*Activity*
Search the data for "great". Return each matching line.

*Records excerpted from a collection*
┌──

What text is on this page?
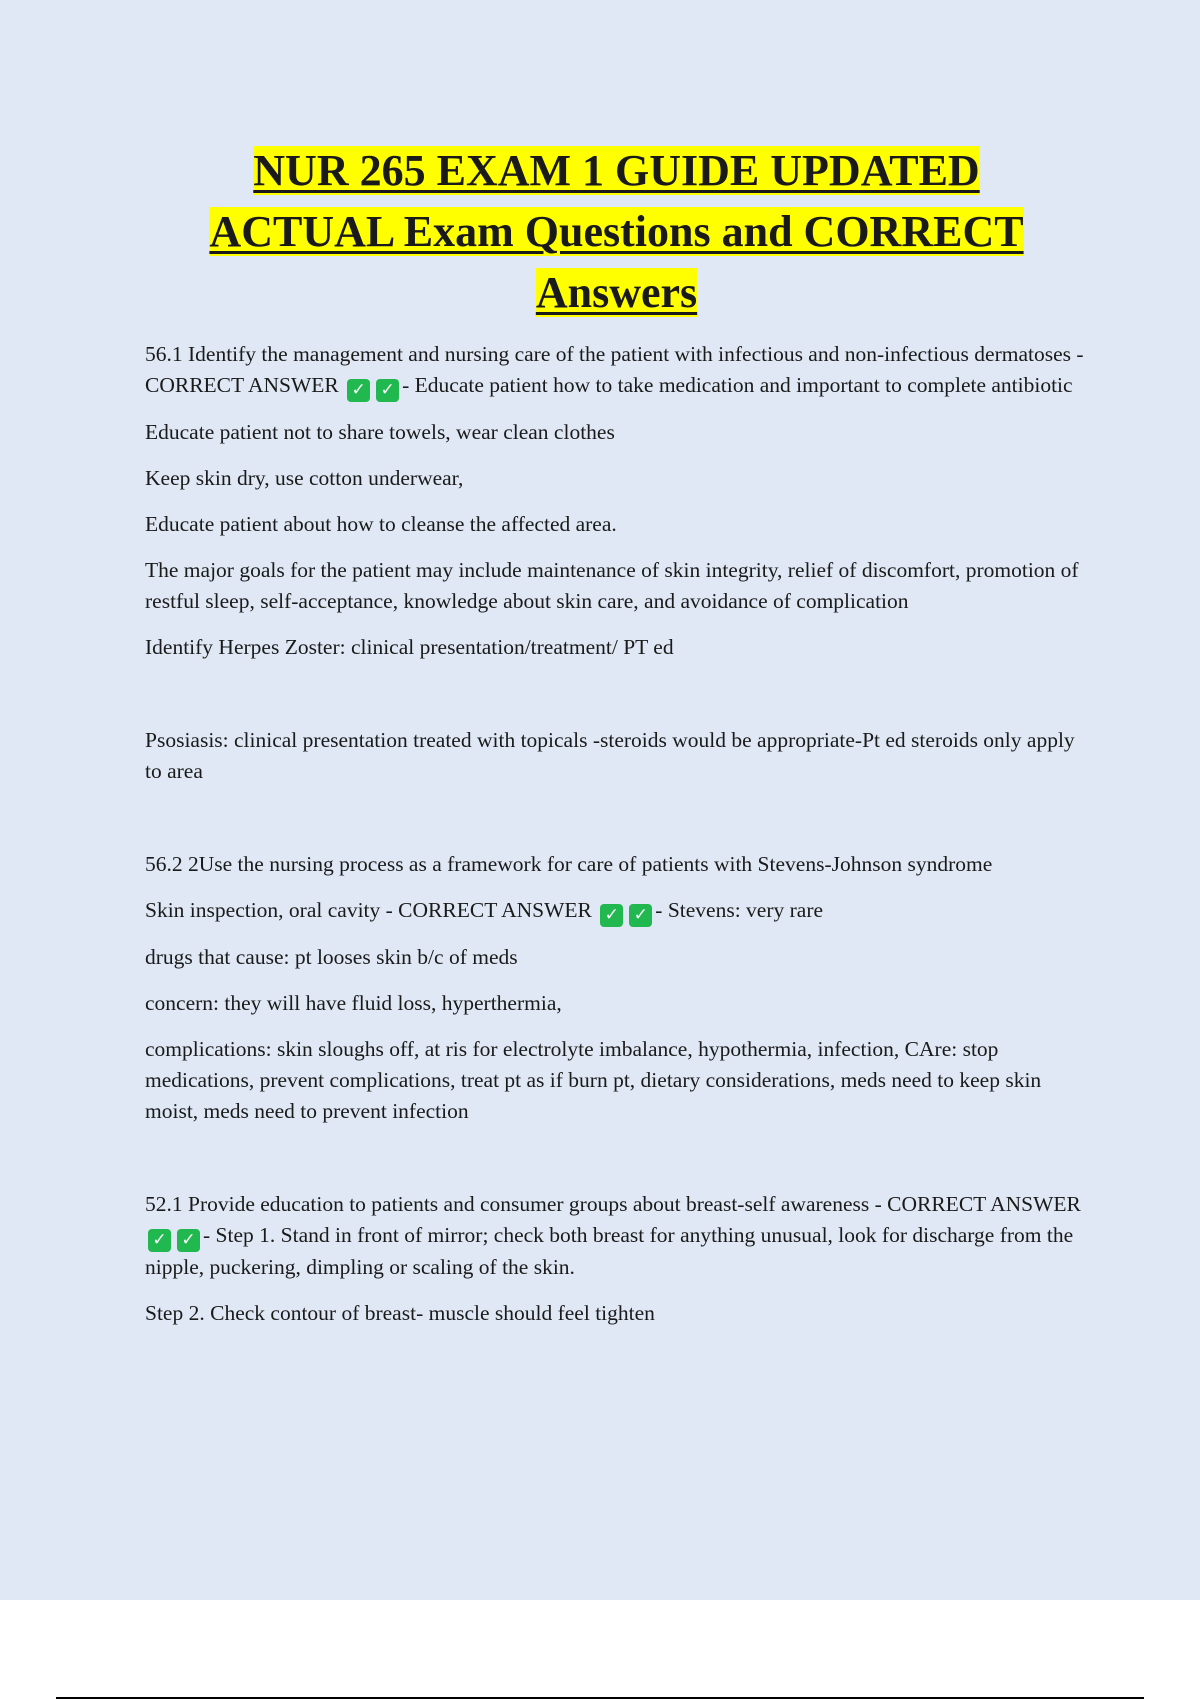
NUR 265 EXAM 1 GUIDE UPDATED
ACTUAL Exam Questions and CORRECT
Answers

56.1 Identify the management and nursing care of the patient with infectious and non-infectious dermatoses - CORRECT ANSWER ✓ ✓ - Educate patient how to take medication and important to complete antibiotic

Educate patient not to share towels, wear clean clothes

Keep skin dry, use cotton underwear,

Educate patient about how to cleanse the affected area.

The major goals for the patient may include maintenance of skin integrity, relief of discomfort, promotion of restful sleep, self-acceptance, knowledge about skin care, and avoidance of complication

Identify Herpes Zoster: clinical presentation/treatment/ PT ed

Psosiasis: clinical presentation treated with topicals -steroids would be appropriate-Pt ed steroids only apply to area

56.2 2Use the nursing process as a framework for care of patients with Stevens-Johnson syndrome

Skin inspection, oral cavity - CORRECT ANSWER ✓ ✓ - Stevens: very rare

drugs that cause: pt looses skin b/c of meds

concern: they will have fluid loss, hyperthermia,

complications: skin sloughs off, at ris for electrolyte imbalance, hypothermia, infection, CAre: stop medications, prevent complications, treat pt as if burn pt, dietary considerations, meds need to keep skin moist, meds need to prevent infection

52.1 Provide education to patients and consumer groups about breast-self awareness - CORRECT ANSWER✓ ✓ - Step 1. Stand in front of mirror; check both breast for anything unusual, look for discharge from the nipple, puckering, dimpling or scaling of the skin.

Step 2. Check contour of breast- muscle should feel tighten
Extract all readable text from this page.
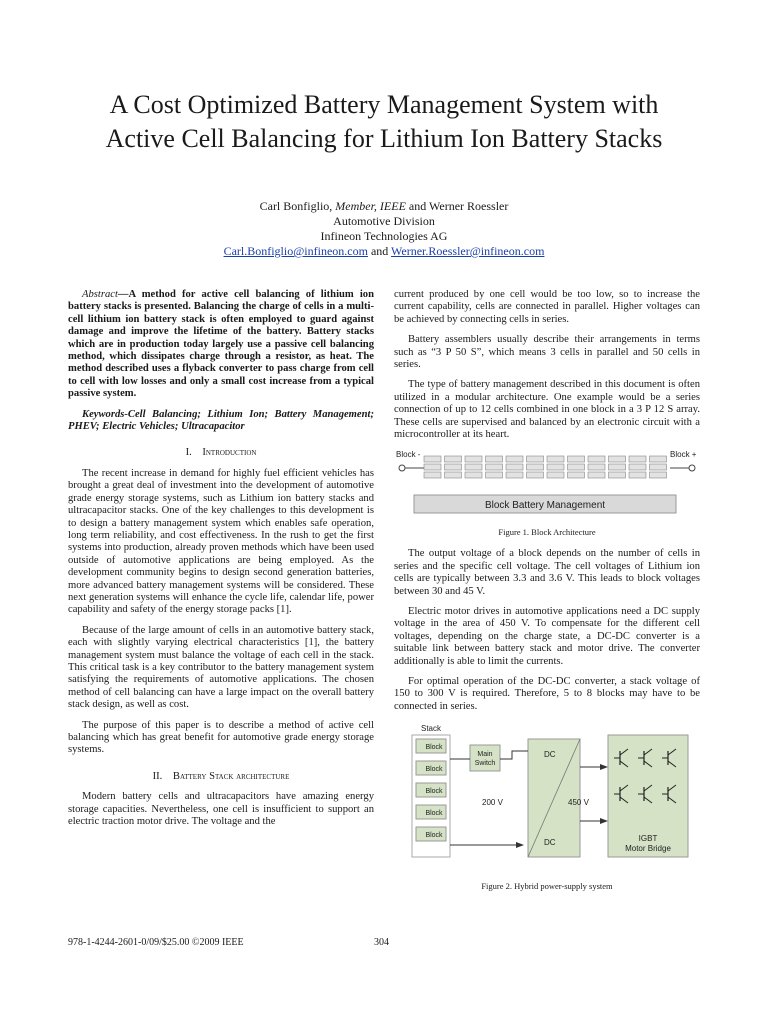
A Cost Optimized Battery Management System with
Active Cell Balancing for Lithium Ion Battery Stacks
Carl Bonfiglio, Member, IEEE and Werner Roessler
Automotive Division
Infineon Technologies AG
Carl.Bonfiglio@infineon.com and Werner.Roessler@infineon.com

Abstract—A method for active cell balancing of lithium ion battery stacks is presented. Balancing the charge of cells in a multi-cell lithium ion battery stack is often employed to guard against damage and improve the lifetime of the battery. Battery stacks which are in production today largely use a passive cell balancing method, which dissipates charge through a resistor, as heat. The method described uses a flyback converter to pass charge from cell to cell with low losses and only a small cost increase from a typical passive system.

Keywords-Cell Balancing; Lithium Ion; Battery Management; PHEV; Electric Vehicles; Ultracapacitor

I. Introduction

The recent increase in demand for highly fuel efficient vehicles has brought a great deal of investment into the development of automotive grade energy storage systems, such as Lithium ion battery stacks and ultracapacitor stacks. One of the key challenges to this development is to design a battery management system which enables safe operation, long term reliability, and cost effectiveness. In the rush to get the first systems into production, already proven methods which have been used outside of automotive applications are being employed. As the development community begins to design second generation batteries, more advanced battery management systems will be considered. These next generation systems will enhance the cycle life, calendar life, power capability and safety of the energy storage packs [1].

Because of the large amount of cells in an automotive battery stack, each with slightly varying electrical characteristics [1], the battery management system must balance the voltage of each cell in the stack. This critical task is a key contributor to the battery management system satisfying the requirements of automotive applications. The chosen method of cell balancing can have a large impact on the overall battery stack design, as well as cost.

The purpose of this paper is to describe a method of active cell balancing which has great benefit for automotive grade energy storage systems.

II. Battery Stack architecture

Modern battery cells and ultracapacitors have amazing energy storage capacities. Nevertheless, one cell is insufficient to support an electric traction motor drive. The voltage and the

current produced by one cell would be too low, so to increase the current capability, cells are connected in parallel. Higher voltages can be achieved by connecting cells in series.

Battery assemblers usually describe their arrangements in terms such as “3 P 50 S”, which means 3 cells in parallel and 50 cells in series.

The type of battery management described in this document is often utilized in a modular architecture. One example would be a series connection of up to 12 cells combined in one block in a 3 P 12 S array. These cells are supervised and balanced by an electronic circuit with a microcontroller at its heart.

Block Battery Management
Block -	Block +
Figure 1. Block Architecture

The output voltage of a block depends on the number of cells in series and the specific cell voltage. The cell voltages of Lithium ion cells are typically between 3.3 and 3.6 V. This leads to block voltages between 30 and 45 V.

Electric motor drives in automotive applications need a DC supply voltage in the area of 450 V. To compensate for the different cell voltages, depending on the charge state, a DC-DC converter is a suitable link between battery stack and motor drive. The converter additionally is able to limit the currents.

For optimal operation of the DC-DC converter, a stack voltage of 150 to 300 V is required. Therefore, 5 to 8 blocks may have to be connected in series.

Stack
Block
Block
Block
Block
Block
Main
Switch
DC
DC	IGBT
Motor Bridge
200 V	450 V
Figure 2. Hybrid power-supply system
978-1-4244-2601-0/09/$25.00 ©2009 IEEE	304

└──

*Result*
The recent increase in demand for highly fuel efficient vehicles has brought a great deal of investment into the development of automotive grade energy storage systems, such as Lithium ion battery stacks and ultracapacitor stacks. One of the key challenges to this development is to design a battery management system which enables safe operation, long term reliability, and cost effectiveness. In the rush to get the first systems into production, already proven methods which have been used outside of automotive applications are being employed. As the development community begins to design second generation batteries, more advanced battery management systems will be considered. These next generation systems will enhance the cycle life, calendar life, power capability and safety of the energy storage packs [1].
The purpose of this paper is to describe a method of active cell balancing which has great benefit for automotive grade energy storage systems.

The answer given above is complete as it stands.